--- BEGIN ---

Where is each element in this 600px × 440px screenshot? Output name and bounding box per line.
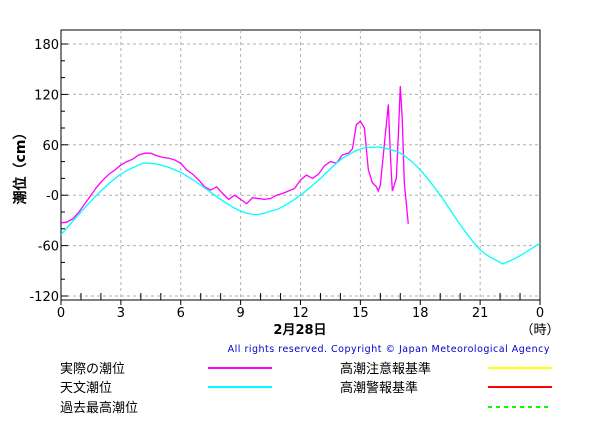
legend-label: 実際の潮位 <box>60 361 125 377</box>
x-tick-label: 12 <box>292 306 309 321</box>
copyright-text: All rights reserved. Copyright © Japan M… <box>228 344 550 355</box>
y-axis-label: 潮位（cm） <box>12 126 29 205</box>
legend-label: 天文潮位 <box>60 381 112 396</box>
x-tick-label: 18 <box>412 306 429 321</box>
x-tick-label: 9 <box>236 306 244 321</box>
series-line-astronomical <box>60 146 541 265</box>
y-tick-label: -120 <box>29 290 59 305</box>
x-tick-label: 21 <box>472 306 489 321</box>
y-tick-label: -0 <box>46 189 59 204</box>
y-tick-label: -60 <box>38 240 59 255</box>
legend-label: 高潮警報基準 <box>340 380 418 396</box>
legend-label: 高潮注意報基準 <box>340 361 431 377</box>
x-tick-label: 6 <box>177 306 185 321</box>
axis-ticks: 0 3 6 9 12 15 18 21 0 180 120 60 -0 -60 -120 <box>29 38 544 321</box>
x-tick-label: 0 <box>536 306 544 321</box>
x-tick-label: 3 <box>117 306 125 321</box>
x-unit-label: （時） <box>520 323 559 338</box>
series-line-observed <box>60 85 409 224</box>
y-tick-label: 180 <box>34 38 59 53</box>
x-tick-label: 0 <box>57 306 65 321</box>
x-tick-label: 15 <box>352 306 369 321</box>
y-tick-label: 120 <box>34 88 59 103</box>
legend-label: 過去最高潮位 <box>60 400 138 416</box>
y-tick-label: 60 <box>42 139 59 154</box>
series-layer <box>60 85 541 265</box>
date-label: 2月28日 <box>273 323 326 338</box>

--- END ---

**What the task asks:**
Return every line from the rows above that contains the string "series".

**Result for this task:**
series-line-astronomical <box>60 146 541 265</box>
series-line-observed <box>60 85 409 224</box>
series-layer <box>60 85 541 265</box>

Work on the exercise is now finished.